# Task requirements
Copy each line in which the string "Deployment" occurs.

# Materials provided
[start]

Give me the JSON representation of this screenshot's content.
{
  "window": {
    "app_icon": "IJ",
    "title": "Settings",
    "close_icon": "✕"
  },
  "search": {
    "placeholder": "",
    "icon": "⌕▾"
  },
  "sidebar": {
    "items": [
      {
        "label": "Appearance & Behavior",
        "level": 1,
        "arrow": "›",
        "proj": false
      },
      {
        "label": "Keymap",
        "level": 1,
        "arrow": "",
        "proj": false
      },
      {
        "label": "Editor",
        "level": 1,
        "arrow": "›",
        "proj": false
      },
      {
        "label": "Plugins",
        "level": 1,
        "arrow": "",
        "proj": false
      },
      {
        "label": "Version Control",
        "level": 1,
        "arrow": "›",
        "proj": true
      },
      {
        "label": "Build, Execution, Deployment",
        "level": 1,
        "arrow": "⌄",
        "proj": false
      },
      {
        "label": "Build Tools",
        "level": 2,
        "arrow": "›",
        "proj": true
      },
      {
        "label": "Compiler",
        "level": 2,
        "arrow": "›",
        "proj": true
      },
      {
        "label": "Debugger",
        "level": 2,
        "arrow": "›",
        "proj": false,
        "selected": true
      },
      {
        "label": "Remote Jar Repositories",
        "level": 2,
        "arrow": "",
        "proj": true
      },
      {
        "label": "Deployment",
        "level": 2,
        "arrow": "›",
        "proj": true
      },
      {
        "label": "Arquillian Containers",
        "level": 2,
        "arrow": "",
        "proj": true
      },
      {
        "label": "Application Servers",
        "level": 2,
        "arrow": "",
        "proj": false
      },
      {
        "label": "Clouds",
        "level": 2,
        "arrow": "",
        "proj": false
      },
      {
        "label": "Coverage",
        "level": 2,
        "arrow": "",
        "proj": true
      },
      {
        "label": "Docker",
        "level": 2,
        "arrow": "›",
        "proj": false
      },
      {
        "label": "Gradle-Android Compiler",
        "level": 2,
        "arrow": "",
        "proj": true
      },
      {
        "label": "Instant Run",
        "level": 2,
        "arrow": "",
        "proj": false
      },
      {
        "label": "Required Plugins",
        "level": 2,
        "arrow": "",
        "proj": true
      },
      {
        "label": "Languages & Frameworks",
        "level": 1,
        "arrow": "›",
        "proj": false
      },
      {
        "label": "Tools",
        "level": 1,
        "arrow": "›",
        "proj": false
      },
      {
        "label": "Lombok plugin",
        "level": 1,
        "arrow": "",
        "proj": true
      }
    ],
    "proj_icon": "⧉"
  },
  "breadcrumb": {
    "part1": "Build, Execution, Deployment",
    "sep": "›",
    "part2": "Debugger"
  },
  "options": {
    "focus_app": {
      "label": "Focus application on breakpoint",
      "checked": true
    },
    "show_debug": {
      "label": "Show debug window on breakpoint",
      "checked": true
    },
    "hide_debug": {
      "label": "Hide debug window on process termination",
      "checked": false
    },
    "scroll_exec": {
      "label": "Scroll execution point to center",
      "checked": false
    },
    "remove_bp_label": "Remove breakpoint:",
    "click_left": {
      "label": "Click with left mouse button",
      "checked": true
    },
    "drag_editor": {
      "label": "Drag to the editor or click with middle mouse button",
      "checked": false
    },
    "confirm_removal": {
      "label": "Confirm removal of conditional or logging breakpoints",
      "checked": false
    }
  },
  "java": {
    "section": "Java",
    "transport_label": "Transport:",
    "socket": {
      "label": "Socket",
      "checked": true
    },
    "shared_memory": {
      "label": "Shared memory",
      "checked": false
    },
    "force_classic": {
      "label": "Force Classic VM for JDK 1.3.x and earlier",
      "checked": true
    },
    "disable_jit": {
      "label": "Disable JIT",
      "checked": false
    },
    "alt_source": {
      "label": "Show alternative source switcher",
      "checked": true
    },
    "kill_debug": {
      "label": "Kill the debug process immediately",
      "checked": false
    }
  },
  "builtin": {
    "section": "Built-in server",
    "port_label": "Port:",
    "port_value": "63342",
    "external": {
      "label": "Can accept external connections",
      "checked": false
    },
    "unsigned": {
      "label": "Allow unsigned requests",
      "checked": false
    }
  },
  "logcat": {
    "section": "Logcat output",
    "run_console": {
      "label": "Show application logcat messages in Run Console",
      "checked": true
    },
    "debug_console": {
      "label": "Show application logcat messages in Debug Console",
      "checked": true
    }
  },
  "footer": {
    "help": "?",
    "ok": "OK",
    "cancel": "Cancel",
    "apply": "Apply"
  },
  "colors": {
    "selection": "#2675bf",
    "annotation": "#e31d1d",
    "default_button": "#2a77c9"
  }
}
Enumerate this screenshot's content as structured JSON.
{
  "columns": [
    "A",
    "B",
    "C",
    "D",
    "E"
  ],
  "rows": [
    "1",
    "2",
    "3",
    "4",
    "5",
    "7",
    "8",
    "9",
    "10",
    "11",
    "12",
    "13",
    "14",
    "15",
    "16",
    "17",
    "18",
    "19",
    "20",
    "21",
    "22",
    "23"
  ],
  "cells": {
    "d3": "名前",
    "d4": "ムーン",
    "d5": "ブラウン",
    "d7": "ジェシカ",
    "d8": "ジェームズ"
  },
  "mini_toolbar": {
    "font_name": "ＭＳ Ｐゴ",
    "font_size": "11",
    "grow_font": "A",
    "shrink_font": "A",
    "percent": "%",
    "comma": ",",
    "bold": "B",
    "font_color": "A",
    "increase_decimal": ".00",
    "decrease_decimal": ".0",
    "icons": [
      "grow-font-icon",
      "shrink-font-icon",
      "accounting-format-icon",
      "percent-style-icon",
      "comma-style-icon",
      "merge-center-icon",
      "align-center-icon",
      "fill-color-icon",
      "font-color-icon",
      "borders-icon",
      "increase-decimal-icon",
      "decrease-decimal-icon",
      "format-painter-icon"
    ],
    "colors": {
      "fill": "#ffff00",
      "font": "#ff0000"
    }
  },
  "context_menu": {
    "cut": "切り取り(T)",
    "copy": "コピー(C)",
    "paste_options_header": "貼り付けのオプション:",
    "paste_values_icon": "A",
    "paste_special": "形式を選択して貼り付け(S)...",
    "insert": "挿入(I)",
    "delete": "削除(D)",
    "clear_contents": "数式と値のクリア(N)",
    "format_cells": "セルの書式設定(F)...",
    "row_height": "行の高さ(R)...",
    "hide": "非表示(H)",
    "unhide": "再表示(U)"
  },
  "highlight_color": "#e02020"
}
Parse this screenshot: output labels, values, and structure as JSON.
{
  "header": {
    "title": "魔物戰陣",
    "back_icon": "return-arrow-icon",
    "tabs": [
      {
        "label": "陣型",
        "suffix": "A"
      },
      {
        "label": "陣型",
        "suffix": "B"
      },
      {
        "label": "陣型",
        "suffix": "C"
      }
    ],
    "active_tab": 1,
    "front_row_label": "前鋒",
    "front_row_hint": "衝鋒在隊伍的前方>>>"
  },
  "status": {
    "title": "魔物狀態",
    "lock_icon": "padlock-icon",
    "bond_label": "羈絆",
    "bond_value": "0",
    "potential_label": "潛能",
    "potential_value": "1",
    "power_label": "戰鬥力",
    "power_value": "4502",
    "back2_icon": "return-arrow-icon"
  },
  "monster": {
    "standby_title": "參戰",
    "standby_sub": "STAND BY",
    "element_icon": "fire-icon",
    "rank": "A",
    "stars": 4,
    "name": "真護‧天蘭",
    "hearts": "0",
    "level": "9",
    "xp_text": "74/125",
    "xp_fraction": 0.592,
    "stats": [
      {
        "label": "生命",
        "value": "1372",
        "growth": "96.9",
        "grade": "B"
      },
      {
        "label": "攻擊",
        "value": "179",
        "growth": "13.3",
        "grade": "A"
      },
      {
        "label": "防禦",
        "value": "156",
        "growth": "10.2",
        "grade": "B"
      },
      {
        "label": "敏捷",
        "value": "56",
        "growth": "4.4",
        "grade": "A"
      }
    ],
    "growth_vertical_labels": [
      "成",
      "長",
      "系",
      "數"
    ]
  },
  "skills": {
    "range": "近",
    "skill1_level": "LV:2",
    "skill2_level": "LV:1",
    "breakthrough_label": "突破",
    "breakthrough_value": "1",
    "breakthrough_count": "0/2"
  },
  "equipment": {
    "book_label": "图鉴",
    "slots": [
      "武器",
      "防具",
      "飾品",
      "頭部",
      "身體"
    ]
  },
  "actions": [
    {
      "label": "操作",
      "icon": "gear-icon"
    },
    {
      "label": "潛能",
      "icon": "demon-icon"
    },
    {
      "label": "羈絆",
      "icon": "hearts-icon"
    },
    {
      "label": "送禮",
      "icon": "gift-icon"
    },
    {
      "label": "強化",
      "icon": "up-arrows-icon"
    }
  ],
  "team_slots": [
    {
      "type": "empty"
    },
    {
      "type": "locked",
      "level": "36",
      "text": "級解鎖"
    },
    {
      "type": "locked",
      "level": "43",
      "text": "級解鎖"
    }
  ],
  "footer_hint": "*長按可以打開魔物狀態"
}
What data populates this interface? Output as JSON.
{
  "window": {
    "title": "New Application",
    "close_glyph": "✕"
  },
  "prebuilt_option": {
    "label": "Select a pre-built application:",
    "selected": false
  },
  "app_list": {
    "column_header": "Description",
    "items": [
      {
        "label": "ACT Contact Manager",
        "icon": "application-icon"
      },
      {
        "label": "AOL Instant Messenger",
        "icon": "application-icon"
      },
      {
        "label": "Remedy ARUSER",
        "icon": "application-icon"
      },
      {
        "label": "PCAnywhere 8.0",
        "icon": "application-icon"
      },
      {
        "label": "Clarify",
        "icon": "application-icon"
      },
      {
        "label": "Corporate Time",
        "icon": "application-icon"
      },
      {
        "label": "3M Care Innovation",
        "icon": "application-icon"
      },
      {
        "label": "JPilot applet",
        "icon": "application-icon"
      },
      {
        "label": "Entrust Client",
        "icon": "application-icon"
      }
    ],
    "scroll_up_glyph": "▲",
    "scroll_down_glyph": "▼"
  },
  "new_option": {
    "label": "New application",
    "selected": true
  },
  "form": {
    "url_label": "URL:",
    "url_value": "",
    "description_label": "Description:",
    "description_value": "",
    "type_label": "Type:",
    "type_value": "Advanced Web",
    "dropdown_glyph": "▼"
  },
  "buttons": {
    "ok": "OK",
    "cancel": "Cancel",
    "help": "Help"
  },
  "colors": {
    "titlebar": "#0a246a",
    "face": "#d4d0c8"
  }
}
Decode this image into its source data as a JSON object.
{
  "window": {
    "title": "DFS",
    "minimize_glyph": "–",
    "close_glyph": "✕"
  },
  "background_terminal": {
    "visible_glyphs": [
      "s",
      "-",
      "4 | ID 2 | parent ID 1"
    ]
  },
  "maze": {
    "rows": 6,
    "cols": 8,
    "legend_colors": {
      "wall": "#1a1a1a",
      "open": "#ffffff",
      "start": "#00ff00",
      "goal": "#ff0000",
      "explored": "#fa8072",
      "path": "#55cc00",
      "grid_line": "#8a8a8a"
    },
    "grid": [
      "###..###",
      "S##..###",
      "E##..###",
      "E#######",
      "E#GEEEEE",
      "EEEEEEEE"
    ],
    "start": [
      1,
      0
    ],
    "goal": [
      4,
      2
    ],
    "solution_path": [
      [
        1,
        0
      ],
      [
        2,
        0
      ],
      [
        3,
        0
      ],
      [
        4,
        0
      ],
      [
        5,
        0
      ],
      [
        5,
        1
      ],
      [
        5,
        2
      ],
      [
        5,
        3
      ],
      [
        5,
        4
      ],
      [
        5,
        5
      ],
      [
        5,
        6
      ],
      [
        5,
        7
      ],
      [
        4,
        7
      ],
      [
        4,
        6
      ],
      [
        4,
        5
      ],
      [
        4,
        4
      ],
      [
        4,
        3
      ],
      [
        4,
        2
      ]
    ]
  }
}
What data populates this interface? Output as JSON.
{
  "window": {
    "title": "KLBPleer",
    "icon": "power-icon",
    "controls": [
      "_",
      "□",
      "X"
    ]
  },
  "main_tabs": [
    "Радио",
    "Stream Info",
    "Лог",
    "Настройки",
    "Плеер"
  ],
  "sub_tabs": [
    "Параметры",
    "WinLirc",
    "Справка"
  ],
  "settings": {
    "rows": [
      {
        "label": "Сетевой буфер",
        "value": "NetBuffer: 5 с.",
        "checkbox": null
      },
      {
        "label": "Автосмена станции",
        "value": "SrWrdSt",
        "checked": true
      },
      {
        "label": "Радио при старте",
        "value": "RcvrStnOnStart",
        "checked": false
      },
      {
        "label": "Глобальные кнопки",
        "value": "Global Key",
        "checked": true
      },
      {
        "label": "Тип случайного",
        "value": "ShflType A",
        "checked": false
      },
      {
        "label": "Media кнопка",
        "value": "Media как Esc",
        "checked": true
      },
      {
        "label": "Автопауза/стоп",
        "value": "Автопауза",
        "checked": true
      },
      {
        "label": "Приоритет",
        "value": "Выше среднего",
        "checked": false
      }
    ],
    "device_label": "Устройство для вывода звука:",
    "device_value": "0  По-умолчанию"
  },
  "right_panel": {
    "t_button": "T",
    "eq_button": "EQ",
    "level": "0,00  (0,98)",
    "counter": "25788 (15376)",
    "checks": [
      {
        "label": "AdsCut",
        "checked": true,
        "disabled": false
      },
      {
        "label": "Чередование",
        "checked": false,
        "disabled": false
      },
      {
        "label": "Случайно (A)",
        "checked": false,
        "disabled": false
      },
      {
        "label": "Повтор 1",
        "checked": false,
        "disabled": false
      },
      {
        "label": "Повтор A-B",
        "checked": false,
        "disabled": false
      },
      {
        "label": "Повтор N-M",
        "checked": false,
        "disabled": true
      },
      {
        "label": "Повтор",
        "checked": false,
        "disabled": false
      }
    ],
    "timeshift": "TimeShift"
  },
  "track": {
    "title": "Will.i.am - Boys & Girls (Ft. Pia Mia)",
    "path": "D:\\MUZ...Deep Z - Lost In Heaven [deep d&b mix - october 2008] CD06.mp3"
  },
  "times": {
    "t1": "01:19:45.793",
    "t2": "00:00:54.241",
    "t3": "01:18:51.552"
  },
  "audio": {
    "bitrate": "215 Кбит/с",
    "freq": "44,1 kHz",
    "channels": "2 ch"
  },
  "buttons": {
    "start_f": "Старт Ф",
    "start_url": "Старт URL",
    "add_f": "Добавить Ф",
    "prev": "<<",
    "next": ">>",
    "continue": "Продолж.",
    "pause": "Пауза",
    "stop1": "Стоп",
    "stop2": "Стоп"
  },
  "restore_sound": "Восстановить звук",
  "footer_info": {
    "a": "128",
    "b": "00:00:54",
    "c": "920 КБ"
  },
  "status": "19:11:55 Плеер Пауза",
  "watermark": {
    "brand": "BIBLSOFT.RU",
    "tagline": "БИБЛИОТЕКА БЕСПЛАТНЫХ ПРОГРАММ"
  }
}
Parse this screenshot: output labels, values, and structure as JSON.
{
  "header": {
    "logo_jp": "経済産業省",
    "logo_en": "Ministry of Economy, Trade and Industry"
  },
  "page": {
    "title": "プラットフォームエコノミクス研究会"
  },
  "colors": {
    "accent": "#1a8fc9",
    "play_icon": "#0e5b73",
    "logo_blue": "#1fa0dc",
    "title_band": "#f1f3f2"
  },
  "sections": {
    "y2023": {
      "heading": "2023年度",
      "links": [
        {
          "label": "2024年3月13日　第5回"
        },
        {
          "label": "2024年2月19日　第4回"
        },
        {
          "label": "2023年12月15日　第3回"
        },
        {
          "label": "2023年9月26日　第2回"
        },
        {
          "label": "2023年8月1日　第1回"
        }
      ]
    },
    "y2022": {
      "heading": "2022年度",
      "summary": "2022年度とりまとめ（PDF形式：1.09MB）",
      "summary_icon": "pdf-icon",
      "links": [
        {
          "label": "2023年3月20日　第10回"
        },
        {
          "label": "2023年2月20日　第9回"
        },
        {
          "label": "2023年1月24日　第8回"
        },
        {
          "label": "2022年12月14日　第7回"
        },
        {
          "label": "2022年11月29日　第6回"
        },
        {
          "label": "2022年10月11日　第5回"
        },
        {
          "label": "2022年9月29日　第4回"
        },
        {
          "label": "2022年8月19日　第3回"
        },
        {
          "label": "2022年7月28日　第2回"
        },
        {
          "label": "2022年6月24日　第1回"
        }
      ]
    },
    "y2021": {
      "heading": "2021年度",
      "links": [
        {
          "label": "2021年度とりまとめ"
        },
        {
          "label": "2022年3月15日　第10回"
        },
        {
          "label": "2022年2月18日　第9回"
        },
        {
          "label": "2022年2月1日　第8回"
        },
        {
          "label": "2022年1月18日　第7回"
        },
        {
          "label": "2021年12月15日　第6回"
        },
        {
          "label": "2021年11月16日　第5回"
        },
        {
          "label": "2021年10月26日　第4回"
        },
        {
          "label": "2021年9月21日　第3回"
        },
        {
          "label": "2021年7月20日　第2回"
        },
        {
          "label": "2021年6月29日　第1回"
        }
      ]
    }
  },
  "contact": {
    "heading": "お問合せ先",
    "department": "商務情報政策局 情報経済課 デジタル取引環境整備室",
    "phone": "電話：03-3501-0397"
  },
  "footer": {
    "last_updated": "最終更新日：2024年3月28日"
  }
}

[end]

# Task response
        "label": "Build, Execution, Deployment",
        "label": "Deployment",
    "part1": "Build, Execution, Deployment",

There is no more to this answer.